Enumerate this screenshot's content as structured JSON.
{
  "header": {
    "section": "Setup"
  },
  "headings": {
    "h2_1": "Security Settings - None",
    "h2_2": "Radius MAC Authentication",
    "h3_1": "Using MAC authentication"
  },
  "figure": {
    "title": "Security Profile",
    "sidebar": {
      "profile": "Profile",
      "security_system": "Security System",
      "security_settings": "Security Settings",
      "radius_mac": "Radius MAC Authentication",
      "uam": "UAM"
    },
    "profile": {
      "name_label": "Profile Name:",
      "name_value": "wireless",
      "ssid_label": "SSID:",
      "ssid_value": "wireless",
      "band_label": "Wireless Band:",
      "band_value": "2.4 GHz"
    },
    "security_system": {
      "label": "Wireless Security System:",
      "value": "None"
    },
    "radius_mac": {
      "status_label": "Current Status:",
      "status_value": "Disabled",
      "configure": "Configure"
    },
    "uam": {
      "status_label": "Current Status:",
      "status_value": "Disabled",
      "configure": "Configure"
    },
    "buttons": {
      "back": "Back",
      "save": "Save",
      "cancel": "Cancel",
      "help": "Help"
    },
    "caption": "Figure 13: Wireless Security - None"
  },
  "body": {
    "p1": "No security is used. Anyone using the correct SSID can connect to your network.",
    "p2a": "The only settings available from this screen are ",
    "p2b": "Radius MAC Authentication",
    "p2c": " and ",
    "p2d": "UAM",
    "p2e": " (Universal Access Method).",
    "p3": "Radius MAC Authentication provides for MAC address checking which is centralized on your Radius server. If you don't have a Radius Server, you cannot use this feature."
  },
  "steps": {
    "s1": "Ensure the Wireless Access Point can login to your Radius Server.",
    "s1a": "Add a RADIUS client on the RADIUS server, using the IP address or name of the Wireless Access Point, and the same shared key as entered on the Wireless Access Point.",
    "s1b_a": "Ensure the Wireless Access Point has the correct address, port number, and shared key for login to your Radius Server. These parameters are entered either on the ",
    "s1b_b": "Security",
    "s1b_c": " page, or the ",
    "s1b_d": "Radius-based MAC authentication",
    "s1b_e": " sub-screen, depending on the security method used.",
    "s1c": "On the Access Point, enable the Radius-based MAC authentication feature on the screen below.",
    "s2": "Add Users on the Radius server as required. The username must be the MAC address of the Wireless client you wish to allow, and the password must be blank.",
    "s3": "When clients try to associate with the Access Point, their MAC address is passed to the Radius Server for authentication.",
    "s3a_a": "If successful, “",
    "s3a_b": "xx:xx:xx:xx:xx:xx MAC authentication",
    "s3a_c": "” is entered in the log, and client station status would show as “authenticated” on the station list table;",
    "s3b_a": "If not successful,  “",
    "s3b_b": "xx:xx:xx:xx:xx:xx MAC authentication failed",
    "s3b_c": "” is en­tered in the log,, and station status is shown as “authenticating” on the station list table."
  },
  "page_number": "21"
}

_ _ _ _

● **The request**:
Find the word "None" in the entries, and copy every line it shows up in.

● **Correct answer**:
    "h2_1": "Security Settings - None",
      "value": "None"
    "caption": "Figure 13: Wireless Security - None"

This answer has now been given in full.